-- Extracted data entries --
>>>
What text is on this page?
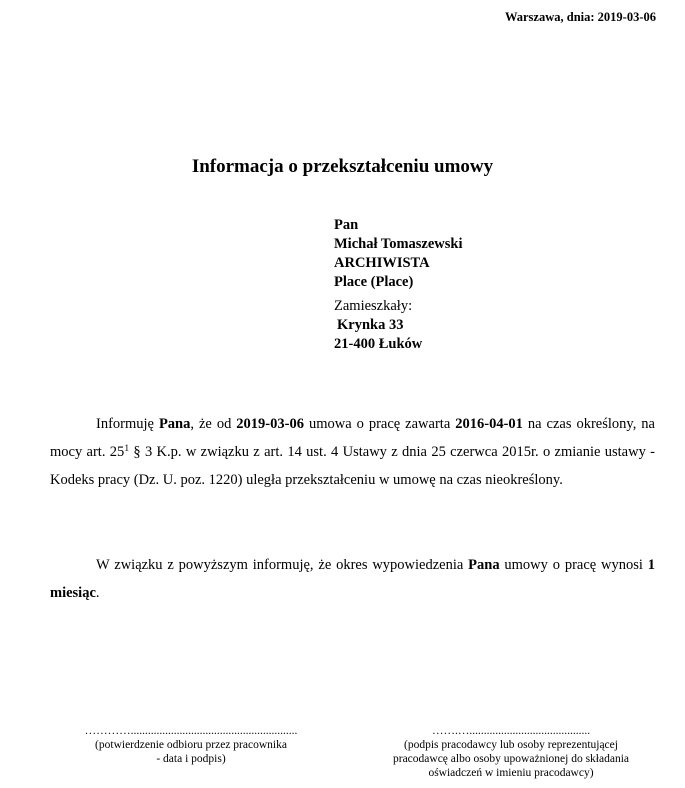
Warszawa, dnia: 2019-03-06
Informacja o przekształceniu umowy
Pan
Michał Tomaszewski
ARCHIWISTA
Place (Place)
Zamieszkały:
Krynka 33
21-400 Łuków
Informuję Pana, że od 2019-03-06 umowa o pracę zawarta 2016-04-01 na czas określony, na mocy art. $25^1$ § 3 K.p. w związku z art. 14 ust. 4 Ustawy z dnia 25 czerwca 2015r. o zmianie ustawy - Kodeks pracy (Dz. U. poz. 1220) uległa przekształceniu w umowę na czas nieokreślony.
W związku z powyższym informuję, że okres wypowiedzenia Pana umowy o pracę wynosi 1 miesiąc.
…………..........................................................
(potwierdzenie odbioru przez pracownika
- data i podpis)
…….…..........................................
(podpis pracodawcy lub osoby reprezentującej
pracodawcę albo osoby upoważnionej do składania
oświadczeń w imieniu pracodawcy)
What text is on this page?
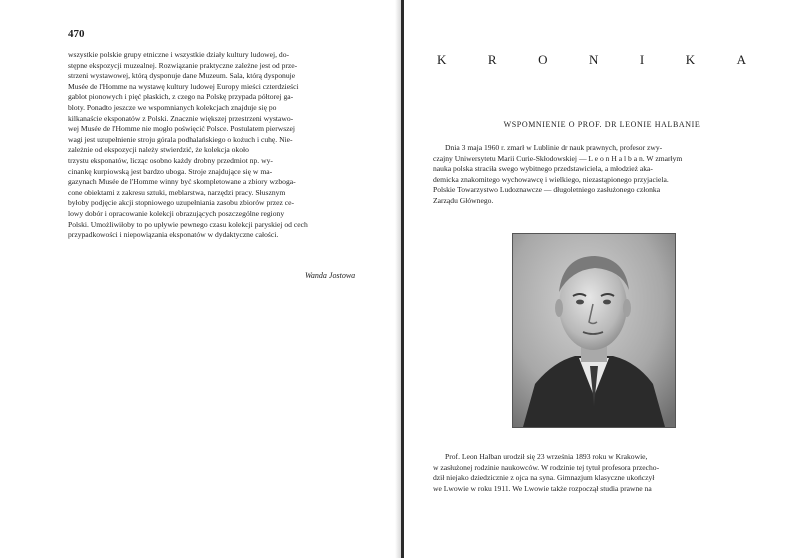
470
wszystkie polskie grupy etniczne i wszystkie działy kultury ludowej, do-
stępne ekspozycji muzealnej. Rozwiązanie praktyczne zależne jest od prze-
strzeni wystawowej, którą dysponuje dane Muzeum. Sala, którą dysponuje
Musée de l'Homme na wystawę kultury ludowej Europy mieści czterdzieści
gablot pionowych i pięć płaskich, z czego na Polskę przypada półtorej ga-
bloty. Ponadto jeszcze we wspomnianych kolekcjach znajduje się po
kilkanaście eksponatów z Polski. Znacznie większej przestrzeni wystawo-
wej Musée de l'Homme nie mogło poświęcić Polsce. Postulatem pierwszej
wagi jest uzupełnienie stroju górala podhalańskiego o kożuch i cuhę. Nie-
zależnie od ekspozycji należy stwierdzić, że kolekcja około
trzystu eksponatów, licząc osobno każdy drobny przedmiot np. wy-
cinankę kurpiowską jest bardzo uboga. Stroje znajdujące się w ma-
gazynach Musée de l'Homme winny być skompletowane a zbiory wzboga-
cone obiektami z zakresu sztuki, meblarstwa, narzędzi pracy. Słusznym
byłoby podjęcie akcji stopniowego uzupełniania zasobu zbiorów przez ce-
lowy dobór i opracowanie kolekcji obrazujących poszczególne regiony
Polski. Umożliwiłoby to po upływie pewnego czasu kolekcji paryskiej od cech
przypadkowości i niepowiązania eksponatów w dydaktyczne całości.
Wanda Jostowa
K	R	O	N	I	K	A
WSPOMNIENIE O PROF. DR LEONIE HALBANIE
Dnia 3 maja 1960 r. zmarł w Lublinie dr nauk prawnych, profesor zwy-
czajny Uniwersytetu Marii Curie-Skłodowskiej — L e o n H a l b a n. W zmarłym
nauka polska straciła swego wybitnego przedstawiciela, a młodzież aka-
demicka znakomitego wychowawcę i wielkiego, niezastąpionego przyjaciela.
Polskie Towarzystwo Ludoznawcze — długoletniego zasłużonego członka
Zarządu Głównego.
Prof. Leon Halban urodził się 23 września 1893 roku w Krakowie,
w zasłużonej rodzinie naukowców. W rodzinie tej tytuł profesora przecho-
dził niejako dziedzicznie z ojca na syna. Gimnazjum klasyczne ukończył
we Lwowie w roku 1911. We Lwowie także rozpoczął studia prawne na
<<<
>>>
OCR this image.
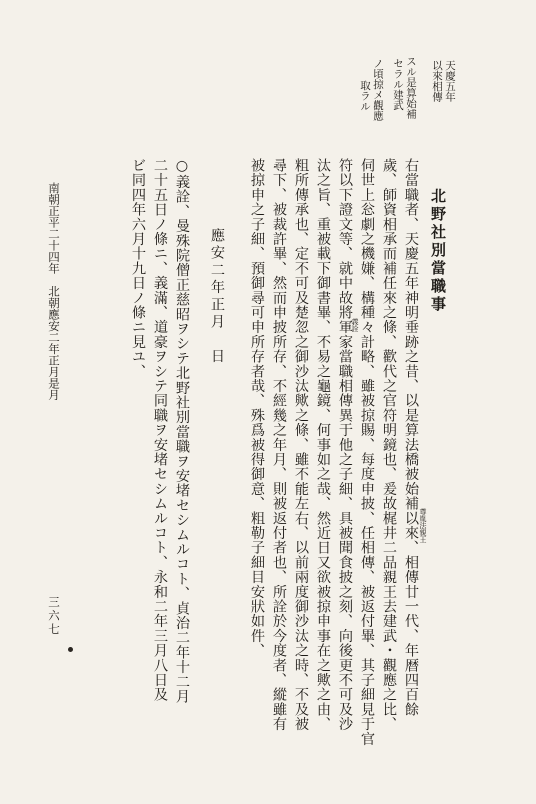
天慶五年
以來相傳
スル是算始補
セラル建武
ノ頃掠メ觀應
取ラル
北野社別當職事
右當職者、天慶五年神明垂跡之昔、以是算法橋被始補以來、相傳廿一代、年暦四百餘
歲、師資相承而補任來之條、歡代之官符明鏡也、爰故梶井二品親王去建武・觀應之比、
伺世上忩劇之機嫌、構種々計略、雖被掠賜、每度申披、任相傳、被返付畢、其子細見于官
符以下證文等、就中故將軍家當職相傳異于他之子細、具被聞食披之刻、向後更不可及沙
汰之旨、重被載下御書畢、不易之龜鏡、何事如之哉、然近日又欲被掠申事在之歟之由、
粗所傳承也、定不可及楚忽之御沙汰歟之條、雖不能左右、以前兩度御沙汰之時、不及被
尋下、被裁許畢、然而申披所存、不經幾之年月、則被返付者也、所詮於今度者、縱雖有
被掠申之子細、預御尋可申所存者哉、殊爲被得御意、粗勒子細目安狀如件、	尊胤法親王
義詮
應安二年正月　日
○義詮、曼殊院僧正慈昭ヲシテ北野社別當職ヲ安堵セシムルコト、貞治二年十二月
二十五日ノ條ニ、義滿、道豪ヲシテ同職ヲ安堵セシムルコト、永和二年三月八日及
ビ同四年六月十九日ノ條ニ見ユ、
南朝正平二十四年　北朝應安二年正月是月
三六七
<<<
-- What you should do --
Scan the lines for the string "ekspozycji". Pick out every line that has it.

-- Final answer --
stępne ekspozycji muzealnej. Rozwiązanie praktyczne zależne jest od prze-
zależnie od ekspozycji należy stwierdzić, że kolekcja około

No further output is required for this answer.